▶ [EXERCISE INSTRUCTIONS]: Write the lines out exactly as they stand, from the one containing "Read all visible" through the one containing "Enumerate this screenshot's", and only those. Omit pictures.

::::

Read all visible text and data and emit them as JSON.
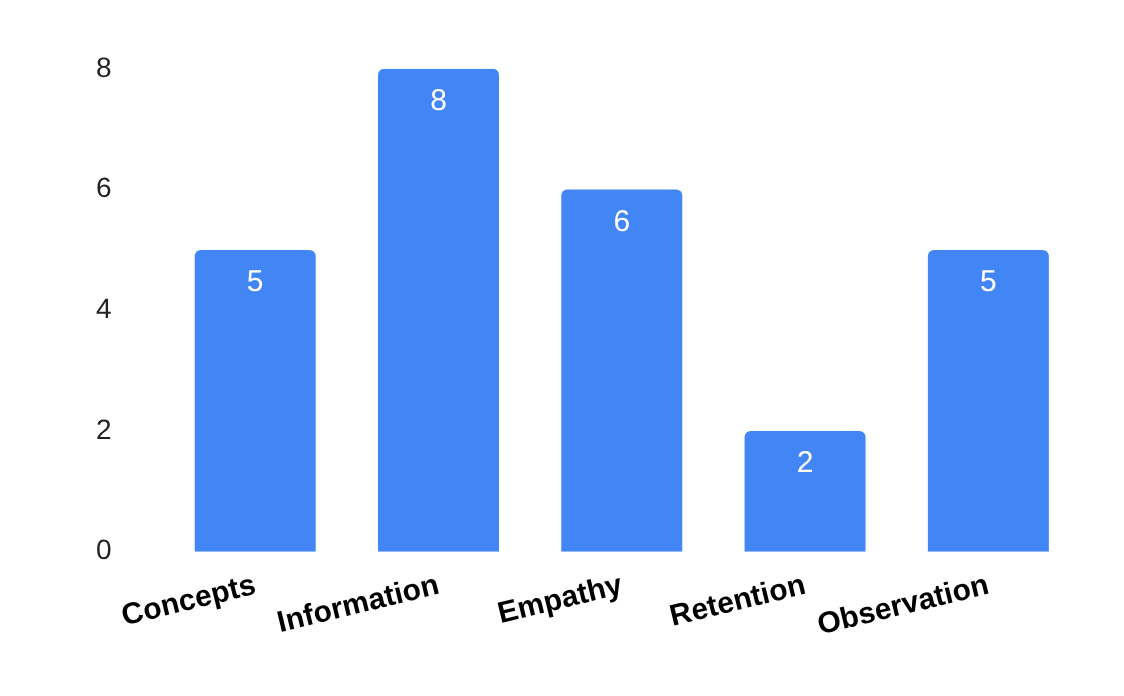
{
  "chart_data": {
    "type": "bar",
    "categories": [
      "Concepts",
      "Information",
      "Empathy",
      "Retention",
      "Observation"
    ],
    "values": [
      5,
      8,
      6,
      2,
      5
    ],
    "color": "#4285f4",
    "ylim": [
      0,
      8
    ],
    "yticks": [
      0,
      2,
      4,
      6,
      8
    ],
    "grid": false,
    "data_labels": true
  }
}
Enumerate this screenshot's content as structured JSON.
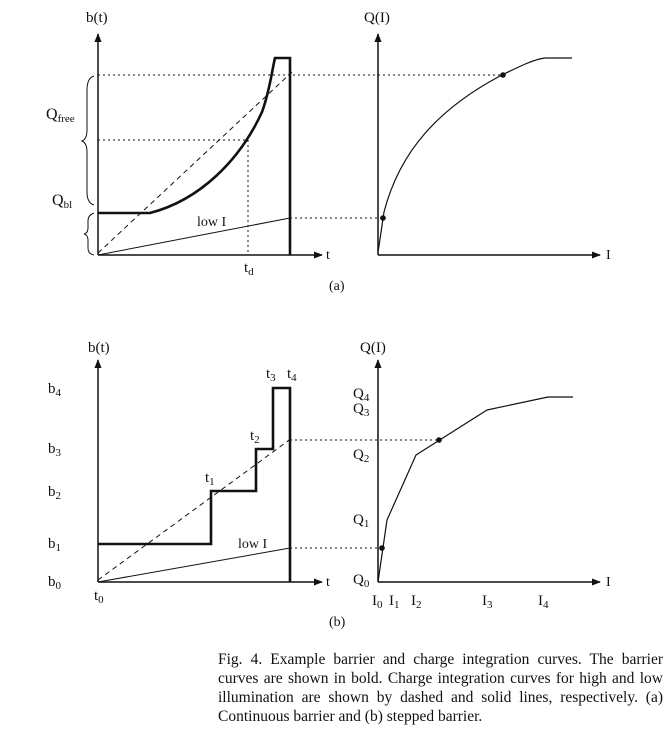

::::

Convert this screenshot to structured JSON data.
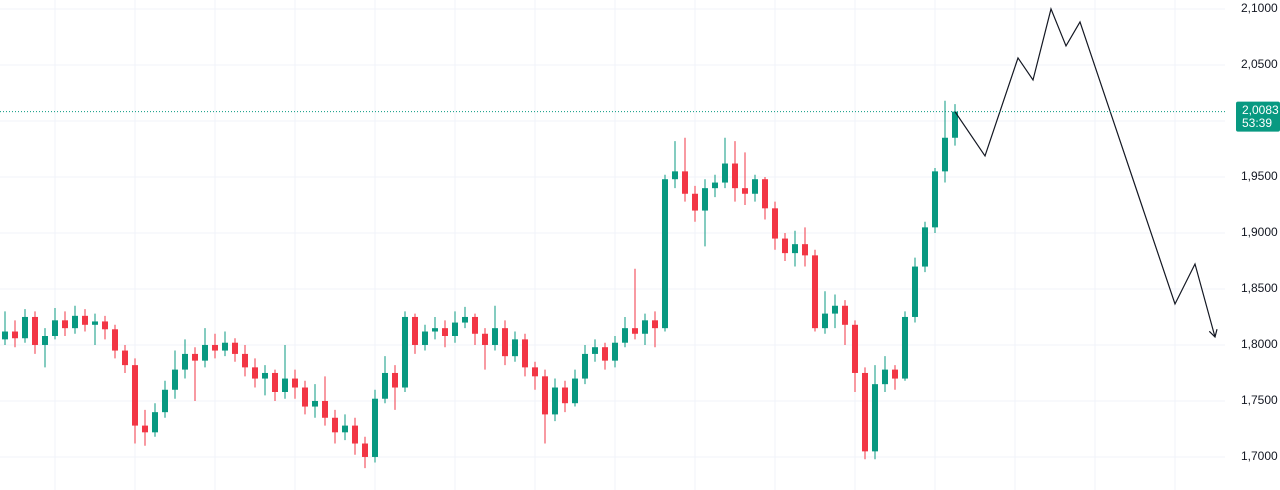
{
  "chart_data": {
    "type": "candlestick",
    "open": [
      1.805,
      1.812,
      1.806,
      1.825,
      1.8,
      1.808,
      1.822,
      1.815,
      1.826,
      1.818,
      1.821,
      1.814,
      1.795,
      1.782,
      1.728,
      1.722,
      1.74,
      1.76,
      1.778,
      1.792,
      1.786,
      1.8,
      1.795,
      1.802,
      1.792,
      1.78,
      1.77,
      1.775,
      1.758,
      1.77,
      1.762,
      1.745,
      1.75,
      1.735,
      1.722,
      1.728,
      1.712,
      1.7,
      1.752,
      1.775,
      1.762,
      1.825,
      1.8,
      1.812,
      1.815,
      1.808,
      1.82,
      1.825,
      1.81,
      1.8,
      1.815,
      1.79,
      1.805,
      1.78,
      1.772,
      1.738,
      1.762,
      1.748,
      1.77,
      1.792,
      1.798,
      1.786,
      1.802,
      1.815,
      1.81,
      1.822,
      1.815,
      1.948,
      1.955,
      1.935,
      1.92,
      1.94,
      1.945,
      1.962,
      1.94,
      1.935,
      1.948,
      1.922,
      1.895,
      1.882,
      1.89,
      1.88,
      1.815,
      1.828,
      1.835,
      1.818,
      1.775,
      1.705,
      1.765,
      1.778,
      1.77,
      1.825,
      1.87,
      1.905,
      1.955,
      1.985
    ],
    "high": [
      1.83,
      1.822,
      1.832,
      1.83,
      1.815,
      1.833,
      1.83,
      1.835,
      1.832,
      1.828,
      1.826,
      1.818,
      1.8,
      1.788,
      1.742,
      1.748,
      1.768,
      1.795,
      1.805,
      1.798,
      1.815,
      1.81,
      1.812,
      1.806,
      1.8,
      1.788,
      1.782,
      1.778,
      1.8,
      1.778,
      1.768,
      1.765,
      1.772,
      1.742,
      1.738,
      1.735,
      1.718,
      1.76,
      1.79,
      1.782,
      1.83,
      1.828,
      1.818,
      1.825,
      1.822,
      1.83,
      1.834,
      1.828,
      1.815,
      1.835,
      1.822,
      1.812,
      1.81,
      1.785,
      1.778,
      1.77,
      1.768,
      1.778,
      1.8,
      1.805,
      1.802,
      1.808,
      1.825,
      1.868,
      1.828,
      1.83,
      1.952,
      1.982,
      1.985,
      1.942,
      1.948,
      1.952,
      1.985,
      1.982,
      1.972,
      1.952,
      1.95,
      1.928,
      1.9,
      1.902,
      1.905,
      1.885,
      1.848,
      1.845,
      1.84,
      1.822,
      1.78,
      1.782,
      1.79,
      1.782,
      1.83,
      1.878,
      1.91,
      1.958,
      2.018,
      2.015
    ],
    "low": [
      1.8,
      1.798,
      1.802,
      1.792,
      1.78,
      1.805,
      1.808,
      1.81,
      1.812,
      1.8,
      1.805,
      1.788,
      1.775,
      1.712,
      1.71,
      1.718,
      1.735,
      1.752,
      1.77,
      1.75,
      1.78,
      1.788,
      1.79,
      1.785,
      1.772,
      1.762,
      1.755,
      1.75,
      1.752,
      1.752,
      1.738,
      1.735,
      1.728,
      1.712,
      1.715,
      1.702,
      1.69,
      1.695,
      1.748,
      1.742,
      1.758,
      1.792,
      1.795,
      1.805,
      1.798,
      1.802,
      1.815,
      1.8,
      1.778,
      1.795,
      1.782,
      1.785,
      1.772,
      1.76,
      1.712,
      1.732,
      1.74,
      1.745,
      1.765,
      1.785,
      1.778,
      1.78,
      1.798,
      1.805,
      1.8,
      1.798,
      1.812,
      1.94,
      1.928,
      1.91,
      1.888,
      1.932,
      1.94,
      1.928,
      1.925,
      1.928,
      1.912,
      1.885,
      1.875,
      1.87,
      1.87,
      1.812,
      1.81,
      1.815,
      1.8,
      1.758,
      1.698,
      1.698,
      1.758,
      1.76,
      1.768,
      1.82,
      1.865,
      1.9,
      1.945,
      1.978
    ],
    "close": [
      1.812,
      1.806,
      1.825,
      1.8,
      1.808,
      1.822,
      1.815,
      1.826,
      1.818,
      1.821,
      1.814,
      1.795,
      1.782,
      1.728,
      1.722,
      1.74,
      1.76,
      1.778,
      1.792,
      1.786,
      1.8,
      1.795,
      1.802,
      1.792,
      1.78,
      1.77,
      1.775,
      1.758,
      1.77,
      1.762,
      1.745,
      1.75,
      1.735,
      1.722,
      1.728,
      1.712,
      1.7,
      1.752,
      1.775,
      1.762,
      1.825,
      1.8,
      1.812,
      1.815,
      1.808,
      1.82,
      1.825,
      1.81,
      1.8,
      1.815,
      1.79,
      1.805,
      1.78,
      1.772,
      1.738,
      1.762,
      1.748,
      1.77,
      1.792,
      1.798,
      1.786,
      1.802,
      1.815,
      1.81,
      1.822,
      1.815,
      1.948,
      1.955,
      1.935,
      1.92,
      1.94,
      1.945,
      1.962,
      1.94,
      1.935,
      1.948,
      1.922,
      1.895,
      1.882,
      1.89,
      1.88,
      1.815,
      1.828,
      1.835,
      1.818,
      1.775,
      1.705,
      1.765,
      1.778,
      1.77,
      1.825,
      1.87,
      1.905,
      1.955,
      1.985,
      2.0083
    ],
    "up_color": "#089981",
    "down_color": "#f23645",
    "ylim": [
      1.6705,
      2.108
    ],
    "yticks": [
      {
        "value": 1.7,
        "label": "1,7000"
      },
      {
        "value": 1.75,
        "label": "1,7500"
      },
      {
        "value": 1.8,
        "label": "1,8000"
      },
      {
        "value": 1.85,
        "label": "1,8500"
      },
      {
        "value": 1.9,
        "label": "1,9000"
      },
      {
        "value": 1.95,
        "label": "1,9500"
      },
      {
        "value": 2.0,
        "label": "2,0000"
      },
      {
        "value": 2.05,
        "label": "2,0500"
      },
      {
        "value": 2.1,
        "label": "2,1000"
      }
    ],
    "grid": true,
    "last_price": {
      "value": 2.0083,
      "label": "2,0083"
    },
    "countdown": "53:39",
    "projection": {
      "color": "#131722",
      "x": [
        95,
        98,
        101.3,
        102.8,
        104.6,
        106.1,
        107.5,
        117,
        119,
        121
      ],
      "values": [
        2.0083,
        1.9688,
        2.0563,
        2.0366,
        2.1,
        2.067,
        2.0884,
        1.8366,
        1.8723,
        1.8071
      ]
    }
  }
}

::::

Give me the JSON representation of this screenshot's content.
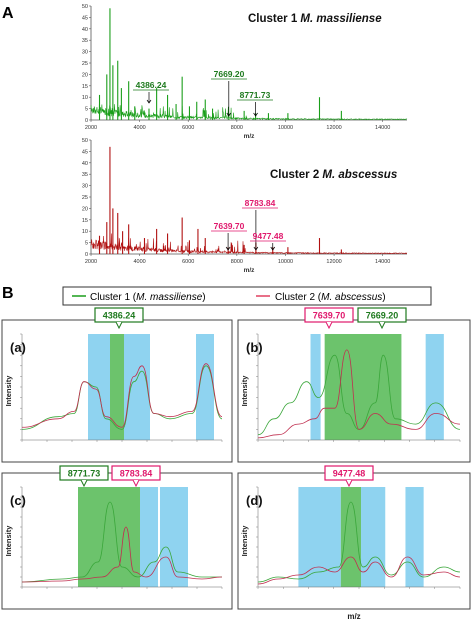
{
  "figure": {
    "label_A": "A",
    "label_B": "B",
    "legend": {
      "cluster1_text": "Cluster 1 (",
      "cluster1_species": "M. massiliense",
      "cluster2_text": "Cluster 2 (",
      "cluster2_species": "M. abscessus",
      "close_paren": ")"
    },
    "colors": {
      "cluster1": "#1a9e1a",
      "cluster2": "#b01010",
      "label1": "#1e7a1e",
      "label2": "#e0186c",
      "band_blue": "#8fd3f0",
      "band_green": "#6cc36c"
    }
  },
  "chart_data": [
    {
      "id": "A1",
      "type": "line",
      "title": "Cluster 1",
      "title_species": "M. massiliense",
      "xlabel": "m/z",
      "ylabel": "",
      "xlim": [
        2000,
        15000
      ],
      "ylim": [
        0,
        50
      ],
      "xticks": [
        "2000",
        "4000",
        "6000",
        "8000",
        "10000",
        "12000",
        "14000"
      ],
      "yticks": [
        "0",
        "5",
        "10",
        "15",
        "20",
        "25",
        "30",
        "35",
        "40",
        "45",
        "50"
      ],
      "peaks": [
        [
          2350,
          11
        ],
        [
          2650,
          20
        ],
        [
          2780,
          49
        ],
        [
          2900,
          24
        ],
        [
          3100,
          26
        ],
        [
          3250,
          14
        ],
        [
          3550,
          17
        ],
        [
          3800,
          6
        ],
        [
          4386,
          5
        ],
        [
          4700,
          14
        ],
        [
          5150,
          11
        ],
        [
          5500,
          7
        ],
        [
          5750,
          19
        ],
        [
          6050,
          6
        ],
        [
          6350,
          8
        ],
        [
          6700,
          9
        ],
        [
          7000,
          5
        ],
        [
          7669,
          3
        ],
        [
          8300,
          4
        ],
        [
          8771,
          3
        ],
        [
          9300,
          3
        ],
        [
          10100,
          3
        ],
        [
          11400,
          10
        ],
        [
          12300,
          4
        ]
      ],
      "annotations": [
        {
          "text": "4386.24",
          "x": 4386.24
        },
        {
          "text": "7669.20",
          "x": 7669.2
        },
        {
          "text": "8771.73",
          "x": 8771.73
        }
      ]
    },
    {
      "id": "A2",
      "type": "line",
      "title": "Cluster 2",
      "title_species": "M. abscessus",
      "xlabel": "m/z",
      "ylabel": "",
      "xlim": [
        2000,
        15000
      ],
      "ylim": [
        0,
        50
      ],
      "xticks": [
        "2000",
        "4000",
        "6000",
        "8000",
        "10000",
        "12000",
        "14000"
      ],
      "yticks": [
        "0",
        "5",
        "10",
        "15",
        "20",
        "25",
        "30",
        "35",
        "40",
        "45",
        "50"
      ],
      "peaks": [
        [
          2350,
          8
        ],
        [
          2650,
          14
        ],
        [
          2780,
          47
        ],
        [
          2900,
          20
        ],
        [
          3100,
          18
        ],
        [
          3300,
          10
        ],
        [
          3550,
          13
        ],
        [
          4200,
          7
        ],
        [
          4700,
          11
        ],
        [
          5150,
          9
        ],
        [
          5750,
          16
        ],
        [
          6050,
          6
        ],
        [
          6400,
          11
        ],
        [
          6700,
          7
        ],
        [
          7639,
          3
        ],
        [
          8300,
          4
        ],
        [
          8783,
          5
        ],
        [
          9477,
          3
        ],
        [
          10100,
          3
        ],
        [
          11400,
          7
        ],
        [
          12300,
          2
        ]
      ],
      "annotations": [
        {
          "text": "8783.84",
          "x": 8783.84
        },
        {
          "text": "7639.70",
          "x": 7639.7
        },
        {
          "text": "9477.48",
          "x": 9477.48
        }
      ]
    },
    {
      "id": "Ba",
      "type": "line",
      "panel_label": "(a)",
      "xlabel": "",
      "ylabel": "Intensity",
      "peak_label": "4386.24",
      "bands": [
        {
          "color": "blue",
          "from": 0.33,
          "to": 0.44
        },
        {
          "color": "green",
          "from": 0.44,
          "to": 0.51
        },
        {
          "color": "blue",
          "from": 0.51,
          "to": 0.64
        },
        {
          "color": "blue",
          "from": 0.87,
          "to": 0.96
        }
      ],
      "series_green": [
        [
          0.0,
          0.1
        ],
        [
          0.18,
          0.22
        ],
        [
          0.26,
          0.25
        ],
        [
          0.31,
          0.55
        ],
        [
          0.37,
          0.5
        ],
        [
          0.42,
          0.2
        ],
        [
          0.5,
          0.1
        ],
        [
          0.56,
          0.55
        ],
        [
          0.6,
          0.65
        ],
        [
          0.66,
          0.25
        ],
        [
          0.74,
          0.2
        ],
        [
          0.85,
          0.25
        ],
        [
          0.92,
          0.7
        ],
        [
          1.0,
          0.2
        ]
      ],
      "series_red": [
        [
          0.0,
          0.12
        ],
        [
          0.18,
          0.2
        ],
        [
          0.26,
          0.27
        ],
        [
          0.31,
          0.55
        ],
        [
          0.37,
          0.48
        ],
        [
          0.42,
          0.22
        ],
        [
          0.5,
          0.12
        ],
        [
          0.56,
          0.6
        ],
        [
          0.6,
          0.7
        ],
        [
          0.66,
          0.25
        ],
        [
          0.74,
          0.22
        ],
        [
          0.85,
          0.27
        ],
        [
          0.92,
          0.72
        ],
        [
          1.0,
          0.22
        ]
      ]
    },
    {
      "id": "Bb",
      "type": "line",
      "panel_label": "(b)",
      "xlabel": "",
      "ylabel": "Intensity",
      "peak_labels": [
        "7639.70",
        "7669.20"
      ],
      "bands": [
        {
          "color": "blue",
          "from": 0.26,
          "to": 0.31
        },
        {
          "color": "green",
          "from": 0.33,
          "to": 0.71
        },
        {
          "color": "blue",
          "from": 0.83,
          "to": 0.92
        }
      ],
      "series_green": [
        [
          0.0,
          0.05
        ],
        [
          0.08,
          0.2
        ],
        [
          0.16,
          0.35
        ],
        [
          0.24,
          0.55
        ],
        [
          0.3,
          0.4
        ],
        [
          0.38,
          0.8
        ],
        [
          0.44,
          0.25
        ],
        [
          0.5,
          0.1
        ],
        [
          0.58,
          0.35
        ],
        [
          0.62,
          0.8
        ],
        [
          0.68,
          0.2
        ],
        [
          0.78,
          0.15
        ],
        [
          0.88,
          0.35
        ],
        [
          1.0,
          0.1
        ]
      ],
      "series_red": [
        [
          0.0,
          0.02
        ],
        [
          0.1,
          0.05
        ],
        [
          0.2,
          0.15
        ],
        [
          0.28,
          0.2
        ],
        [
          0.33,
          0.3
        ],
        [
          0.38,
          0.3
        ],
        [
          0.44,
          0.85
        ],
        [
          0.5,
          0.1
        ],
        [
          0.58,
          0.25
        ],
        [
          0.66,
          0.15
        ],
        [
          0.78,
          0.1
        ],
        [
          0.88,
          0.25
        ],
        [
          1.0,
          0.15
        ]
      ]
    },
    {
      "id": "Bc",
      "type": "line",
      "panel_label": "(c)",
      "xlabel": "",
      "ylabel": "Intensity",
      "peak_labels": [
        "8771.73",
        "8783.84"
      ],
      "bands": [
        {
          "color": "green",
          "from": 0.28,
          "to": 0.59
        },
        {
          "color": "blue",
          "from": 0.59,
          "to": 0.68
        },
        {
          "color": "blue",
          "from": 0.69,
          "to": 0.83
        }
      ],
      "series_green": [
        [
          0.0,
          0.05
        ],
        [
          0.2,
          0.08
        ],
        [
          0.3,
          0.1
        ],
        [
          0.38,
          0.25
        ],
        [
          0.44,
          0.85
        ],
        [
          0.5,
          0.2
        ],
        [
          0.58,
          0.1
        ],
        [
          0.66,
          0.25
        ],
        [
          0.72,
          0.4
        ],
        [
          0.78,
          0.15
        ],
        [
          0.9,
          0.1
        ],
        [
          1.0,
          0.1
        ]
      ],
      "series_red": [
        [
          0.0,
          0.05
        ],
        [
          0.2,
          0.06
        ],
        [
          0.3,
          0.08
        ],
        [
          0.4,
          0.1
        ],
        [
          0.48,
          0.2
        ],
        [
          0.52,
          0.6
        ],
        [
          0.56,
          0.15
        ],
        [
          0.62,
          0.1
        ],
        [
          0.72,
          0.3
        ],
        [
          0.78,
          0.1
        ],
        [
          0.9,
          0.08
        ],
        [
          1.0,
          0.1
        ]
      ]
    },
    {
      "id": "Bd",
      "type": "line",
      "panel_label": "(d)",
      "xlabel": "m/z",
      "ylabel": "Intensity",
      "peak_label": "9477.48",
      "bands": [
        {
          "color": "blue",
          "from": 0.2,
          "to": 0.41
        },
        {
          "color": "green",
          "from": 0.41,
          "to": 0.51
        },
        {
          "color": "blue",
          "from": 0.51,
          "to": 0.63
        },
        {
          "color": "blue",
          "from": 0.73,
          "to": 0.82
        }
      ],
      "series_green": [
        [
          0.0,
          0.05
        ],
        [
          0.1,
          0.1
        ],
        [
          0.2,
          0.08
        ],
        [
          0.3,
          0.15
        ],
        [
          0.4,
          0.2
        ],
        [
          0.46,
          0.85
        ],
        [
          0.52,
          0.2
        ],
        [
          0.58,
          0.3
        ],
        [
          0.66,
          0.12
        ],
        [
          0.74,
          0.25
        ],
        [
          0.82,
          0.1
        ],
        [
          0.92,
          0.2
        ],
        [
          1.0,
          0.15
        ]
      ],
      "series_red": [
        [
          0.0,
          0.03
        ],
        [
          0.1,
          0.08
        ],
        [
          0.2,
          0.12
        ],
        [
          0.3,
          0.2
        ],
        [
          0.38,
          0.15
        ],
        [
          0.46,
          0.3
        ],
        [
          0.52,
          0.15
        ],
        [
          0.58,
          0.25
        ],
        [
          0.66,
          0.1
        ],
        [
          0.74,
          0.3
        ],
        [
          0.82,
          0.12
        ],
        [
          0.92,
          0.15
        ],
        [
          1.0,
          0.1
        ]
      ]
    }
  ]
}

::::

▶ [WORKED ANSWER]:
Read all visible text and data and emit them as JSON.
{
  "chart_data": {
    "type": "bar",
    "categories": [
      "Concepts",
      "Information",
      "Empathy",
      "Retention",
      "Observation"
    ],
    "values": [
      5,
      8,
      6,
      2,
      5
    ],
    "color": "#4285f4",
    "ylim": [
      0,
      8
    ],
    "yticks": [
      0,
      2,
      4,
      6,
      8
    ],
    "grid": false,
    "data_labels": true
  }
}
Enumerate this screenshot's content as structured JSON.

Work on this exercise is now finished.